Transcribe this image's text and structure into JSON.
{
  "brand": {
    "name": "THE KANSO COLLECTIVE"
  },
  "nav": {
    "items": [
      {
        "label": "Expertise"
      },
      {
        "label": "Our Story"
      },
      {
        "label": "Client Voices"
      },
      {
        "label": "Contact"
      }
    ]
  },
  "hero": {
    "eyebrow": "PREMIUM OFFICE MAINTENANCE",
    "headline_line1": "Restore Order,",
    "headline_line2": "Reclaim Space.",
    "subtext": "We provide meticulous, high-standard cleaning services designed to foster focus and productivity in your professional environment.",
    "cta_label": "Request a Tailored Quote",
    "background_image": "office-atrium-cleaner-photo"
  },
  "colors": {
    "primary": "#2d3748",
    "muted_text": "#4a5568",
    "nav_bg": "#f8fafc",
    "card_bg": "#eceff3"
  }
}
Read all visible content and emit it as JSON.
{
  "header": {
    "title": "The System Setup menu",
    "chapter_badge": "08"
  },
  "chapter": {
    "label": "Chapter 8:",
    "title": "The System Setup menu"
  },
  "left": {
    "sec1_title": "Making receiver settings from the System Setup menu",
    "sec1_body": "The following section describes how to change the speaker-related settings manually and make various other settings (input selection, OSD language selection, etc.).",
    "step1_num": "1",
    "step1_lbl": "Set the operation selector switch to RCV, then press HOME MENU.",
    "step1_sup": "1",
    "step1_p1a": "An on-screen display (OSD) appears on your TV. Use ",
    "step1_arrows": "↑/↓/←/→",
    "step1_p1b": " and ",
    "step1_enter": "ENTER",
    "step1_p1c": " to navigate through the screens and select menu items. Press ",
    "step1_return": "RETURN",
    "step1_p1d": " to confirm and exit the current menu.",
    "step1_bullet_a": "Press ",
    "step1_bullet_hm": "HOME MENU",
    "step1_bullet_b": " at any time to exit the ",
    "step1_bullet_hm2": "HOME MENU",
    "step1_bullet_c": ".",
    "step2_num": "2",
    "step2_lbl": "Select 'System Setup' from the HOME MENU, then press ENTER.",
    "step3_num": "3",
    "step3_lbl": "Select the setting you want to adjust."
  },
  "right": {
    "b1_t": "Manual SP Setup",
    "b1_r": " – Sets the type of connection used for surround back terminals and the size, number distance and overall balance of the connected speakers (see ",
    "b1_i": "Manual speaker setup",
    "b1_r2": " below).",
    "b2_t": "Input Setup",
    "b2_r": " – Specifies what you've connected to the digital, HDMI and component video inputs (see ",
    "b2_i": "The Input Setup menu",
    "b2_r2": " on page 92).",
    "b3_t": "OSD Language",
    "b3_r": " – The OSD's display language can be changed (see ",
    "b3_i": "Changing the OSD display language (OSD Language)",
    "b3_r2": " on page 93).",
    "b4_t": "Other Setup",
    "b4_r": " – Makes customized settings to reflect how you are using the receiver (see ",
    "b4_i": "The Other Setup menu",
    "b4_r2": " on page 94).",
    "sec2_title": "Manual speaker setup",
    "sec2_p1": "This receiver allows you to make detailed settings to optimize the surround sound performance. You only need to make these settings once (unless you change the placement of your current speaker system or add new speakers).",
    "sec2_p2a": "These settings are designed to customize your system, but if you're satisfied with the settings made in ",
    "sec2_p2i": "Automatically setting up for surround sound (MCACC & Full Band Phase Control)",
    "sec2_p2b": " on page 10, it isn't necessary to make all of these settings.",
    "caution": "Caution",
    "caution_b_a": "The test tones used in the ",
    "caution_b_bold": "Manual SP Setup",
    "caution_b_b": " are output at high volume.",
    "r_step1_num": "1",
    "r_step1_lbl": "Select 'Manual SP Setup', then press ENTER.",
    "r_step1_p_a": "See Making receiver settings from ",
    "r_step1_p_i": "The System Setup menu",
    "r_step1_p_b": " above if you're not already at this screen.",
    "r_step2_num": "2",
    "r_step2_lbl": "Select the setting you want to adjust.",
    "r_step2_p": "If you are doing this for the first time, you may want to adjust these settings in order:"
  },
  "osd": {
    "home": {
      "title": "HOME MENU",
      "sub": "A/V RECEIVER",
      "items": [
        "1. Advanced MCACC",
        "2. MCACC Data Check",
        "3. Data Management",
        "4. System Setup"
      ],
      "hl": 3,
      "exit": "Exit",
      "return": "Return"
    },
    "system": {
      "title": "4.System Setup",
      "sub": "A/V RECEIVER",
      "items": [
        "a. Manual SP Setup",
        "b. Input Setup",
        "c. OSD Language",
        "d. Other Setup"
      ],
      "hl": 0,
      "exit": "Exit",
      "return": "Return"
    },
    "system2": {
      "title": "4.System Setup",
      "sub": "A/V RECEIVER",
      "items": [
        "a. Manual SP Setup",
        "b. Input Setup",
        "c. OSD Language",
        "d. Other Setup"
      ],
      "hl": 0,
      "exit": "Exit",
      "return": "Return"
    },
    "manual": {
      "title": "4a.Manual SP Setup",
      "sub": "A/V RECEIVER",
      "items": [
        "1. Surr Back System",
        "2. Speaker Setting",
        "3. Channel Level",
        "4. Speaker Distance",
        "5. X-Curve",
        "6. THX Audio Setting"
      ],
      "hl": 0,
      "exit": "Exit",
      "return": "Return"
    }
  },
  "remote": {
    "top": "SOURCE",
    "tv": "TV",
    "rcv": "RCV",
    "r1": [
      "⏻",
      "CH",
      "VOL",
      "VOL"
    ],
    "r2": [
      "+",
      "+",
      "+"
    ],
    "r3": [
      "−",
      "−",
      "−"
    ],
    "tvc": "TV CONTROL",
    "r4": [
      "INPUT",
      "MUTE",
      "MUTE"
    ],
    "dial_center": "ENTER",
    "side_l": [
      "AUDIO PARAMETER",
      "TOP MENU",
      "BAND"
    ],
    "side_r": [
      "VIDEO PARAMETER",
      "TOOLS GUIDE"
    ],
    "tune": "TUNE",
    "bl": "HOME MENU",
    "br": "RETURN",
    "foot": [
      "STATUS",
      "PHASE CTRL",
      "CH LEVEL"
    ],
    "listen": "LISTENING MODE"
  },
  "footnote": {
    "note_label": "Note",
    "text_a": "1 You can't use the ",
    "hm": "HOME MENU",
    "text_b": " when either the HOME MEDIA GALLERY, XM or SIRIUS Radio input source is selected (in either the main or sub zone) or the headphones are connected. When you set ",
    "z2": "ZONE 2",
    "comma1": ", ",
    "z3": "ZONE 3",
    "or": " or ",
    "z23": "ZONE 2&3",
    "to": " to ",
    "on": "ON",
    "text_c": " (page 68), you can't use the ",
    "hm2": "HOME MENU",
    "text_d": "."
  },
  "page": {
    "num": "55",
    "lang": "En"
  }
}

■ What to do
All of the data must be returned exactly.

■ Reply
Transcribe this image's text and structure into JSON.
{
  "brand": {
    "name": "THE KANSO COLLECTIVE"
  },
  "nav": {
    "items": [
      {
        "label": "Expertise"
      },
      {
        "label": "Our Story"
      },
      {
        "label": "Client Voices"
      },
      {
        "label": "Contact"
      }
    ]
  },
  "hero": {
    "eyebrow": "PREMIUM OFFICE MAINTENANCE",
    "headline_line1": "Restore Order,",
    "headline_line2": "Reclaim Space.",
    "subtext": "We provide meticulous, high-standard cleaning services designed to foster focus and productivity in your professional environment.",
    "cta_label": "Request a Tailored Quote",
    "background_image": "office-atrium-cleaner-photo"
  },
  "colors": {
    "primary": "#2d3748",
    "muted_text": "#4a5568",
    "nav_bg": "#f8fafc",
    "card_bg": "#eceff3"
  }
}
Read all visible content and emit it as JSON.
{
  "header": {
    "title": "The System Setup menu",
    "chapter_badge": "08"
  },
  "chapter": {
    "label": "Chapter 8:",
    "title": "The System Setup menu"
  },
  "left": {
    "sec1_title": "Making receiver settings from the System Setup menu",
    "sec1_body": "The following section describes how to change the speaker-related settings manually and make various other settings (input selection, OSD language selection, etc.).",
    "step1_num": "1",
    "step1_lbl": "Set the operation selector switch to RCV, then press HOME MENU.",
    "step1_sup": "1",
    "step1_p1a": "An on-screen display (OSD) appears on your TV. Use ",
    "step1_arrows": "↑/↓/←/→",
    "step1_p1b": " and ",
    "step1_enter": "ENTER",
    "step1_p1c": " to navigate through the screens and select menu items. Press ",
    "step1_return": "RETURN",
    "step1_p1d": " to confirm and exit the current menu.",
    "step1_bullet_a": "Press ",
    "step1_bullet_hm": "HOME MENU",
    "step1_bullet_b": " at any time to exit the ",
    "step1_bullet_hm2": "HOME MENU",
    "step1_bullet_c": ".",
    "step2_num": "2",
    "step2_lbl": "Select 'System Setup' from the HOME MENU, then press ENTER.",
    "step3_num": "3",
    "step3_lbl": "Select the setting you want to adjust."
  },
  "right": {
    "b1_t": "Manual SP Setup",
    "b1_r": " – Sets the type of connection used for surround back terminals and the size, number distance and overall balance of the connected speakers (see ",
    "b1_i": "Manual speaker setup",
    "b1_r2": " below).",
    "b2_t": "Input Setup",
    "b2_r": " – Specifies what you've connected to the digital, HDMI and component video inputs (see ",
    "b2_i": "The Input Setup menu",
    "b2_r2": " on page 92).",
    "b3_t": "OSD Language",
    "b3_r": " – The OSD's display language can be changed (see ",
    "b3_i": "Changing the OSD display language (OSD Language)",
    "b3_r2": " on page 93).",
    "b4_t": "Other Setup",
    "b4_r": " – Makes customized settings to reflect how you are using the receiver (see ",
    "b4_i": "The Other Setup menu",
    "b4_r2": " on page 94).",
    "sec2_title": "Manual speaker setup",
    "sec2_p1": "This receiver allows you to make detailed settings to optimize the surround sound performance. You only need to make these settings once (unless you change the placement of your current speaker system or add new speakers).",
    "sec2_p2a": "These settings are designed to customize your system, but if you're satisfied with the settings made in ",
    "sec2_p2i": "Automatically setting up for surround sound (MCACC & Full Band Phase Control)",
    "sec2_p2b": " on page 10, it isn't necessary to make all of these settings.",
    "caution": "Caution",
    "caution_b_a": "The test tones used in the ",
    "caution_b_bold": "Manual SP Setup",
    "caution_b_b": " are output at high volume.",
    "r_step1_num": "1",
    "r_step1_lbl": "Select 'Manual SP Setup', then press ENTER.",
    "r_step1_p_a": "See Making receiver settings from ",
    "r_step1_p_i": "The System Setup menu",
    "r_step1_p_b": " above if you're not already at this screen.",
    "r_step2_num": "2",
    "r_step2_lbl": "Select the setting you want to adjust.",
    "r_step2_p": "If you are doing this for the first time, you may want to adjust these settings in order:"
  },
  "osd": {
    "home": {
      "title": "HOME MENU",
      "sub": "A/V RECEIVER",
      "items": [
        "1. Advanced MCACC",
        "2. MCACC Data Check",
        "3. Data Management",
        "4. System Setup"
      ],
      "hl": 3,
      "exit": "Exit",
      "return": "Return"
    },
    "system": {
      "title": "4.System Setup",
      "sub": "A/V RECEIVER",
      "items": [
        "a. Manual SP Setup",
        "b. Input Setup",
        "c. OSD Language",
        "d. Other Setup"
      ],
      "hl": 0,
      "exit": "Exit",
      "return": "Return"
    },
    "system2": {
      "title": "4.System Setup",
      "sub": "A/V RECEIVER",
      "items": [
        "a. Manual SP Setup",
        "b. Input Setup",
        "c. OSD Language",
        "d. Other Setup"
      ],
      "hl": 0,
      "exit": "Exit",
      "return": "Return"
    },
    "manual": {
      "title": "4a.Manual SP Setup",
      "sub": "A/V RECEIVER",
      "items": [
        "1. Surr Back System",
        "2. Speaker Setting",
        "3. Channel Level",
        "4. Speaker Distance",
        "5. X-Curve",
        "6. THX Audio Setting"
      ],
      "hl": 0,
      "exit": "Exit",
      "return": "Return"
    }
  },
  "remote": {
    "top": "SOURCE",
    "tv": "TV",
    "rcv": "RCV",
    "r1": [
      "⏻",
      "CH",
      "VOL",
      "VOL"
    ],
    "r2": [
      "+",
      "+",
      "+"
    ],
    "r3": [
      "−",
      "−",
      "−"
    ],
    "tvc": "TV CONTROL",
    "r4": [
      "INPUT",
      "MUTE",
      "MUTE"
    ],
    "dial_center": "ENTER",
    "side_l": [
      "AUDIO PARAMETER",
      "TOP MENU",
      "BAND"
    ],
    "side_r": [
      "VIDEO PARAMETER",
      "TOOLS GUIDE"
    ],
    "tune": "TUNE",
    "bl": "HOME MENU",
    "br": "RETURN",
    "foot": [
      "STATUS",
      "PHASE CTRL",
      "CH LEVEL"
    ],
    "listen": "LISTENING MODE"
  },
  "footnote": {
    "note_label": "Note",
    "text_a": "1 You can't use the ",
    "hm": "HOME MENU",
    "text_b": " when either the HOME MEDIA GALLERY, XM or SIRIUS Radio input source is selected (in either the main or sub zone) or the headphones are connected. When you set ",
    "z2": "ZONE 2",
    "comma1": ", ",
    "z3": "ZONE 3",
    "or": " or ",
    "z23": "ZONE 2&3",
    "to": " to ",
    "on": "ON",
    "text_c": " (page 68), you can't use the ",
    "hm2": "HOME MENU",
    "text_d": "."
  },
  "page": {
    "num": "55",
    "lang": "En"
  }
}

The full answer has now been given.